- _What is required_: Look below and pull out each line with the word "true".

** begin **

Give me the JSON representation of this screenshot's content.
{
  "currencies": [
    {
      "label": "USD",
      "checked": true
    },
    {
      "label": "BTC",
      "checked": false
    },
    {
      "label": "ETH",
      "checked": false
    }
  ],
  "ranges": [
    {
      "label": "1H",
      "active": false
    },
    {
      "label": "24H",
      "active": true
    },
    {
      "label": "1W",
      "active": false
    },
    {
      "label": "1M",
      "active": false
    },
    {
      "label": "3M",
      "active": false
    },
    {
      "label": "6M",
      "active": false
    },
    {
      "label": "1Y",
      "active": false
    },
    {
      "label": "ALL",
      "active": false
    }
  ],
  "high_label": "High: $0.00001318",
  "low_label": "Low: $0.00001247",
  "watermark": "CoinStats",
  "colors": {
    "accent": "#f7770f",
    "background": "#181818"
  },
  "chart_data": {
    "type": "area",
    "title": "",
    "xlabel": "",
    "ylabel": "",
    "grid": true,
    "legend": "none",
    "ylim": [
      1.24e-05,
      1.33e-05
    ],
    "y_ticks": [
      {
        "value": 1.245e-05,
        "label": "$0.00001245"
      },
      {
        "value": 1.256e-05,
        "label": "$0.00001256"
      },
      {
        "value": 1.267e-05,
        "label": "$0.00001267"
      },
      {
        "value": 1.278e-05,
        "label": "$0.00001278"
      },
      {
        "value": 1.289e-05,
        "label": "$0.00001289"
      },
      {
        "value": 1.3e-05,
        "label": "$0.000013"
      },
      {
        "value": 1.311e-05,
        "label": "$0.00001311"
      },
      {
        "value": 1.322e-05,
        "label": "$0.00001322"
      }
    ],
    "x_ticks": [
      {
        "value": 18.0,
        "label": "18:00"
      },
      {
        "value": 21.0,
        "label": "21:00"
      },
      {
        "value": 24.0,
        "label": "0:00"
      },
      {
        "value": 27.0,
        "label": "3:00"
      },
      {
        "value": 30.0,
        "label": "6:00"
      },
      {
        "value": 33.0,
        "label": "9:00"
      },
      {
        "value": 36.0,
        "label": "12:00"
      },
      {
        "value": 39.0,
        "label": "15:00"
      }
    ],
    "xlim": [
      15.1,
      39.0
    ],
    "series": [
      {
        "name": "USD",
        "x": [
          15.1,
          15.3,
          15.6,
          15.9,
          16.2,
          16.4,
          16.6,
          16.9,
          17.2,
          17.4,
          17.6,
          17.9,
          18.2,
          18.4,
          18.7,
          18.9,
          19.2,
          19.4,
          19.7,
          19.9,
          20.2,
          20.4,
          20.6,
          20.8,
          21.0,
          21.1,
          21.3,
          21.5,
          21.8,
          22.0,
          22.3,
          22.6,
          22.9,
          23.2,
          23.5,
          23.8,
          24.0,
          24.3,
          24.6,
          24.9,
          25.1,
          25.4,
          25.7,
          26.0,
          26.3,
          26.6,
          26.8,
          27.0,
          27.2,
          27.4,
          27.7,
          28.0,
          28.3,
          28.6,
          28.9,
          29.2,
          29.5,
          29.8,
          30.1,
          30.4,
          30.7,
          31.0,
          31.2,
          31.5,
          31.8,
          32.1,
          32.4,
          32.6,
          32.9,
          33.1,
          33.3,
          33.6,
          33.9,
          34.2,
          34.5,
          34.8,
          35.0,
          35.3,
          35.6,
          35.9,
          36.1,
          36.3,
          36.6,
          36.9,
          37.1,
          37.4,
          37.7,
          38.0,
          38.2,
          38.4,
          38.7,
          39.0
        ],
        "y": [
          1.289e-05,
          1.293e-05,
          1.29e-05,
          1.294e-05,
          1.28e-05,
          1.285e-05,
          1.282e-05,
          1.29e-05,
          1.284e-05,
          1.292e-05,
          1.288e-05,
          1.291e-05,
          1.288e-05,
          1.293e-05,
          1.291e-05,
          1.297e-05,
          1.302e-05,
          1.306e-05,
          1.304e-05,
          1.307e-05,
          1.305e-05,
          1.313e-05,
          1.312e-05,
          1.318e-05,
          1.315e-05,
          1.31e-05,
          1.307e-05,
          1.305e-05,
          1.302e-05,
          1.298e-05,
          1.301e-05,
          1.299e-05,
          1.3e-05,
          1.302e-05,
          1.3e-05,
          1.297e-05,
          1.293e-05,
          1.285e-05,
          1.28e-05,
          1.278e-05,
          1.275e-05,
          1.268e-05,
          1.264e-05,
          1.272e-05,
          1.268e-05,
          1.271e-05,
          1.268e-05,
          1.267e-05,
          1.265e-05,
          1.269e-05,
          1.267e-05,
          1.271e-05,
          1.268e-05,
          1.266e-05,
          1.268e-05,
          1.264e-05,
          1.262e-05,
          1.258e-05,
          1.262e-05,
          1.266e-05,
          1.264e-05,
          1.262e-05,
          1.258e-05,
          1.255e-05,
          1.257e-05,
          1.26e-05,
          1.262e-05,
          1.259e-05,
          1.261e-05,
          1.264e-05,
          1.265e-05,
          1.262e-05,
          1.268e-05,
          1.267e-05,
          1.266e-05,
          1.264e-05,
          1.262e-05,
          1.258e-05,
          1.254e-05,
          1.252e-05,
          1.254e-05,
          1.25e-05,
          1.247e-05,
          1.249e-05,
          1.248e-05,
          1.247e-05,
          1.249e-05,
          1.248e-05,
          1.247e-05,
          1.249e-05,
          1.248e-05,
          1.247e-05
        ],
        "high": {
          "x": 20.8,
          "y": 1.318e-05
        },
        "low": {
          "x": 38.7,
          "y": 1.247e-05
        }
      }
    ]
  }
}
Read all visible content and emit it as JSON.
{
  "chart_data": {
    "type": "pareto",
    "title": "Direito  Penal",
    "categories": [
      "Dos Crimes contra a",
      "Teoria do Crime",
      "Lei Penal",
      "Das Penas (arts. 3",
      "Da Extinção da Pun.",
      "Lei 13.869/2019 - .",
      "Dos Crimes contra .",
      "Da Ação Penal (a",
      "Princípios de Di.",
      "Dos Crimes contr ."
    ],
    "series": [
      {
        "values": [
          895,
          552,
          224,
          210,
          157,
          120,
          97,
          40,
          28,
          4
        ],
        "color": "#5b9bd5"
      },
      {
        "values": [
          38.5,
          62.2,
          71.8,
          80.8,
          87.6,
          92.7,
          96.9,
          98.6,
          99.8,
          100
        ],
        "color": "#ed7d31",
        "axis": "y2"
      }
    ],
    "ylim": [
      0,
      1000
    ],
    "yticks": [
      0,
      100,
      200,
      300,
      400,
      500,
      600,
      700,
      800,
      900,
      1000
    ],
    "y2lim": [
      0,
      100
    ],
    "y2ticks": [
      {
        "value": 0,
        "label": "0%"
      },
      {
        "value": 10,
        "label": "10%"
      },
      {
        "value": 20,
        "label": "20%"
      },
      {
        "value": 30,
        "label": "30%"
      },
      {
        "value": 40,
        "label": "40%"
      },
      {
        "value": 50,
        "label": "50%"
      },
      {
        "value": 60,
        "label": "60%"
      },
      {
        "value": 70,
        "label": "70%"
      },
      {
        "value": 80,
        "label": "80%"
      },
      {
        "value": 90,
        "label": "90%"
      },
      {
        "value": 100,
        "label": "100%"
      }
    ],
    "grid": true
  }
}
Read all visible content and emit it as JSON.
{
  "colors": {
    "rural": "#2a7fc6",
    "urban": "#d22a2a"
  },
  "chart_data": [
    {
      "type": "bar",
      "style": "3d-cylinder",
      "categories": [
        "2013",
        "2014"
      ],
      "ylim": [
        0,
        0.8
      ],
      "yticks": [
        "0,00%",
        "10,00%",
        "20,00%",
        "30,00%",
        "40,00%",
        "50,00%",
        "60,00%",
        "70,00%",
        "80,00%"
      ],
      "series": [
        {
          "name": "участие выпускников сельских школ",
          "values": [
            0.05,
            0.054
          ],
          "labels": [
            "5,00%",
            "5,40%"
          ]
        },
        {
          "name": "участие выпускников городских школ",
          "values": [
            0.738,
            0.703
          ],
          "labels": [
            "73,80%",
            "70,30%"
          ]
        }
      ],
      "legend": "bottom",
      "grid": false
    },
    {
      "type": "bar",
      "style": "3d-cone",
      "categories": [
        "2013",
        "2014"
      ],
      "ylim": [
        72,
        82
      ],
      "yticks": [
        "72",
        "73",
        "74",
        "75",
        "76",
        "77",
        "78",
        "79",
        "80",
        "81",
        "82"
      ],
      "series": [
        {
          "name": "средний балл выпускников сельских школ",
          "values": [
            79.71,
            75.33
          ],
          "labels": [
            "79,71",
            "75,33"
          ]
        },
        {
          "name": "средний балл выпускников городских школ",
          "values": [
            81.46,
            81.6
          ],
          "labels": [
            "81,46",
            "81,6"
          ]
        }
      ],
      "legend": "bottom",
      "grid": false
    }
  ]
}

** end **

- _Exercise output_:
      "checked": true
      "active": true
    "grid": true,
    "grid": true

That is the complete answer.